Render the records from their first line through the line with "- marker: [570, 296, 580, 306]", inclusive, as a JSON list of strings with one string per line and any blank lines omitted.
#### DATASET CONTENT ####
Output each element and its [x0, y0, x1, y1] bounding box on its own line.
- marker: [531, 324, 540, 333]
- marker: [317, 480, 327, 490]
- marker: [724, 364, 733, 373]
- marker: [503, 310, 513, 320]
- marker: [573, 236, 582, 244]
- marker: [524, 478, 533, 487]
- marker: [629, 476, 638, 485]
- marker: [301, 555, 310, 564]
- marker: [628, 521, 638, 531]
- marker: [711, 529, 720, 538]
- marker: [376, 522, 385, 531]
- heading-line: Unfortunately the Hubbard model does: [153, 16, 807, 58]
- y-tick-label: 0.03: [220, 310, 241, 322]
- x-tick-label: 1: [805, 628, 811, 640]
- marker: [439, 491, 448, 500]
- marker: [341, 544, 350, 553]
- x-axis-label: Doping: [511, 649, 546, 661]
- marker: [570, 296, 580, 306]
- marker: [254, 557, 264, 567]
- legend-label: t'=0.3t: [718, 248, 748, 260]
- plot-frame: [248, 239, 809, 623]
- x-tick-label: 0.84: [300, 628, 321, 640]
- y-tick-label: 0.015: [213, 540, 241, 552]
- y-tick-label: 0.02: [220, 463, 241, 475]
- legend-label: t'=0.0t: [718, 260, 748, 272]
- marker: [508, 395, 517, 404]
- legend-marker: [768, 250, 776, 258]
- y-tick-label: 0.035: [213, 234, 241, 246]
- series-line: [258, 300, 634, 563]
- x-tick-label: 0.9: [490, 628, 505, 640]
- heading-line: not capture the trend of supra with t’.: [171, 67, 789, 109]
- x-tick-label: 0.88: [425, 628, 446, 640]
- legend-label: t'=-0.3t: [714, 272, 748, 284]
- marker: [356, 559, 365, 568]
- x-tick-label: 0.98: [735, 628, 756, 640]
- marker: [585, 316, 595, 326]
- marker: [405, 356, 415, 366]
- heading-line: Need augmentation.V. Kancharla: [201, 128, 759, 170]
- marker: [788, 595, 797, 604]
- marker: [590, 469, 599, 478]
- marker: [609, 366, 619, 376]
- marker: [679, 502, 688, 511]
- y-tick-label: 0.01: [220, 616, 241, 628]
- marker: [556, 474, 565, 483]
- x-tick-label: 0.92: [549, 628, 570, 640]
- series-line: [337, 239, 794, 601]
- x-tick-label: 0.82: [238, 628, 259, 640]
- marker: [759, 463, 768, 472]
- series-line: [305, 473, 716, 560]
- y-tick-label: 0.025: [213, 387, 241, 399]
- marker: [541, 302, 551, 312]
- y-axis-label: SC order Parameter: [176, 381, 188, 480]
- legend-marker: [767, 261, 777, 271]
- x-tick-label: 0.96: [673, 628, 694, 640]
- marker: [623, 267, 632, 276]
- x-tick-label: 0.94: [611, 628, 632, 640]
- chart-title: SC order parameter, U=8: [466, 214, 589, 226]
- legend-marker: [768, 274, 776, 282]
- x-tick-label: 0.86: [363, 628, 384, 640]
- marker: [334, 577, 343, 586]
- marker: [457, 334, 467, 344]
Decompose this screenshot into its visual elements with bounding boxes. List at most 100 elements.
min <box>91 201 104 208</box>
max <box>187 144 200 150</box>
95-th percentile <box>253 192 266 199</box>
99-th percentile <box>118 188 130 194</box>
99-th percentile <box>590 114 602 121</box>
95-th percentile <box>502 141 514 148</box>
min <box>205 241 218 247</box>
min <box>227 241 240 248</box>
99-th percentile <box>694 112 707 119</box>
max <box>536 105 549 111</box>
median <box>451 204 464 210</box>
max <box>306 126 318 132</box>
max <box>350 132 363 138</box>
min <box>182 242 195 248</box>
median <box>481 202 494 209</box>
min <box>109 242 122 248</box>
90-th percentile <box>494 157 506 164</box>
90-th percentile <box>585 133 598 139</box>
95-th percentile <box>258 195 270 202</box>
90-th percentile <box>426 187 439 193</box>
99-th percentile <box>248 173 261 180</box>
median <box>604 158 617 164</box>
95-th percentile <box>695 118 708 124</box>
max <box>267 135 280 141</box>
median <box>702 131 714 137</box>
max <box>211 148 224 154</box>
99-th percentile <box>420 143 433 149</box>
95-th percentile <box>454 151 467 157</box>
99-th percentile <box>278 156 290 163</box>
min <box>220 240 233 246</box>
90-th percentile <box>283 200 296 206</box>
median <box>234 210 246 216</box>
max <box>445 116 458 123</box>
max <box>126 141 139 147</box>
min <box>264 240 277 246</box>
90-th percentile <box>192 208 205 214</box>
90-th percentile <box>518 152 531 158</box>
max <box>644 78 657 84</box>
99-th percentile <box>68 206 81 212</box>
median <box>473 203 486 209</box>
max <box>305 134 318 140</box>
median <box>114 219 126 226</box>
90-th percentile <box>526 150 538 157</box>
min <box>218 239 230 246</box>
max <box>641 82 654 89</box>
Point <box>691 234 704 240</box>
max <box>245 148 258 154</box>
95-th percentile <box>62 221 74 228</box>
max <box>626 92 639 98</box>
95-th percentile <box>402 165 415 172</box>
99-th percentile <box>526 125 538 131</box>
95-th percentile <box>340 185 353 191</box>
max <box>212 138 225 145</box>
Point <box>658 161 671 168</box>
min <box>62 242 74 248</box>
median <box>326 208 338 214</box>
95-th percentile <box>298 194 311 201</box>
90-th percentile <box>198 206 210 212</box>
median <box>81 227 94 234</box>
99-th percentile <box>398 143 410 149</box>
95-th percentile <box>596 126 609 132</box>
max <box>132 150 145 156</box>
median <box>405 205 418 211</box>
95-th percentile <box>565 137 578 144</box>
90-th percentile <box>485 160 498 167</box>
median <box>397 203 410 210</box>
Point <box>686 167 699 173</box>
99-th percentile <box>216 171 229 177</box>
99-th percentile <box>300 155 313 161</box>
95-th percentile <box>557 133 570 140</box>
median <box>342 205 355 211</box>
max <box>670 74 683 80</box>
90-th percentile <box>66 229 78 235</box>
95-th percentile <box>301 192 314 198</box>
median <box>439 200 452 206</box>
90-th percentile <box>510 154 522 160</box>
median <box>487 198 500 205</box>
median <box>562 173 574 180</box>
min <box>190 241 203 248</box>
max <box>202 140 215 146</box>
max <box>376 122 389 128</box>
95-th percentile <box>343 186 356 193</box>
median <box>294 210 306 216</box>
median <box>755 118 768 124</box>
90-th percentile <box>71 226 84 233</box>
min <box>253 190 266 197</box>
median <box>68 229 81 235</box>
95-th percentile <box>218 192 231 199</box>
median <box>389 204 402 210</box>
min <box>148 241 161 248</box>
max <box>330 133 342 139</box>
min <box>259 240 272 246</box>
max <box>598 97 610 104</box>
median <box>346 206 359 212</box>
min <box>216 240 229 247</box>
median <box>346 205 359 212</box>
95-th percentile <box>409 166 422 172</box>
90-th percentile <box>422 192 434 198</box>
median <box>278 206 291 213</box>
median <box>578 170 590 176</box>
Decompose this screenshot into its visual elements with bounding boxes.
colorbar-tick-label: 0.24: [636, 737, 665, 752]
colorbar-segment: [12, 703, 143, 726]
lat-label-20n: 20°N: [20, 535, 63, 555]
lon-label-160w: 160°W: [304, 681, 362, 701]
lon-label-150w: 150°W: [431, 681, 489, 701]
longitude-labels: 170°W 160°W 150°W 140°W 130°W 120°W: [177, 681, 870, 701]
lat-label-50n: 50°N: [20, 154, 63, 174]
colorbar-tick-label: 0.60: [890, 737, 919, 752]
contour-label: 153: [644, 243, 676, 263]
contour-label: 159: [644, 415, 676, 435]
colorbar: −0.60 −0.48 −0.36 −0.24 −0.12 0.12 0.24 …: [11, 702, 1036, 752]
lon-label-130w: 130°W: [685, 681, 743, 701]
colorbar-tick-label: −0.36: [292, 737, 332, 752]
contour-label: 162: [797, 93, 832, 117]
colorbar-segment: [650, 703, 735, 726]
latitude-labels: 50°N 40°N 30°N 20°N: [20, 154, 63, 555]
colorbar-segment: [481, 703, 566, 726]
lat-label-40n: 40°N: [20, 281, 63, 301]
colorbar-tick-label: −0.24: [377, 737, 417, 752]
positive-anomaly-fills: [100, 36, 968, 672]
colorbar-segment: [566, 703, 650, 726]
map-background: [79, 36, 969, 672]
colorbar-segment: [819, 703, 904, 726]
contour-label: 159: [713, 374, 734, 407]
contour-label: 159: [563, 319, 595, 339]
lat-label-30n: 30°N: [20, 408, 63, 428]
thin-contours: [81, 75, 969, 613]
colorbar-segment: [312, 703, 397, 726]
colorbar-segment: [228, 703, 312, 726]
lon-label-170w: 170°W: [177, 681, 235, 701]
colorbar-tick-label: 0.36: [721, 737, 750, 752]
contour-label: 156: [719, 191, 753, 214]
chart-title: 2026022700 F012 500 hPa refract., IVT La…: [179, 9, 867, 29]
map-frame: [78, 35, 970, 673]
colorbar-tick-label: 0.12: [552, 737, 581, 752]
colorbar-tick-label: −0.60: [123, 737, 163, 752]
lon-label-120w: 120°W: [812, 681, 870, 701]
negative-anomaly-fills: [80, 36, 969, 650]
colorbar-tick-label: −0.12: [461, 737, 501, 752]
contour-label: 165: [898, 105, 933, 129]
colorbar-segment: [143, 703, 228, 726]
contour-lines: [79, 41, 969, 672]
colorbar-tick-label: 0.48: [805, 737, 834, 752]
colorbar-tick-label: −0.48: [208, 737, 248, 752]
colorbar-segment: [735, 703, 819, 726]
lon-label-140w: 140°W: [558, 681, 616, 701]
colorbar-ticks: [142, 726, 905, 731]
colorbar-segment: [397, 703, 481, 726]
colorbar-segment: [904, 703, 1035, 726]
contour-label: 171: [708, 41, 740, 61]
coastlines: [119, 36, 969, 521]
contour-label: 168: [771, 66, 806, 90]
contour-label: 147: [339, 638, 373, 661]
####
WRITTEN REPLY:
[
  "Output each element and its [x0, y0, x1, y1] bounding box on its own line.",
  "- marker: [531, 324, 540, 333]",
  "- marker: [317, 480, 327, 490]",
  "- marker: [724, 364, 733, 373]",
  "- marker: [503, 310, 513, 320]",
  "- marker: [573, 236, 582, 244]",
  "- marker: [524, 478, 533, 487]",
  "- marker: [629, 476, 638, 485]",
  "- marker: [301, 555, 310, 564]",
  "- marker: [628, 521, 638, 531]",
  "- marker: [711, 529, 720, 538]",
  "- marker: [376, 522, 385, 531]",
  "- heading-line: Unfortunately the Hubbard model does: [153, 16, 807, 58]",
  "- y-tick-label: 0.03: [220, 310, 241, 322]",
  "- x-tick-label: 1: [805, 628, 811, 640]",
  "- marker: [439, 491, 448, 500]",
  "- marker: [341, 544, 350, 553]",
  "- x-axis-label: Doping: [511, 649, 546, 661]",
  "- marker: [570, 296, 580, 306]"
]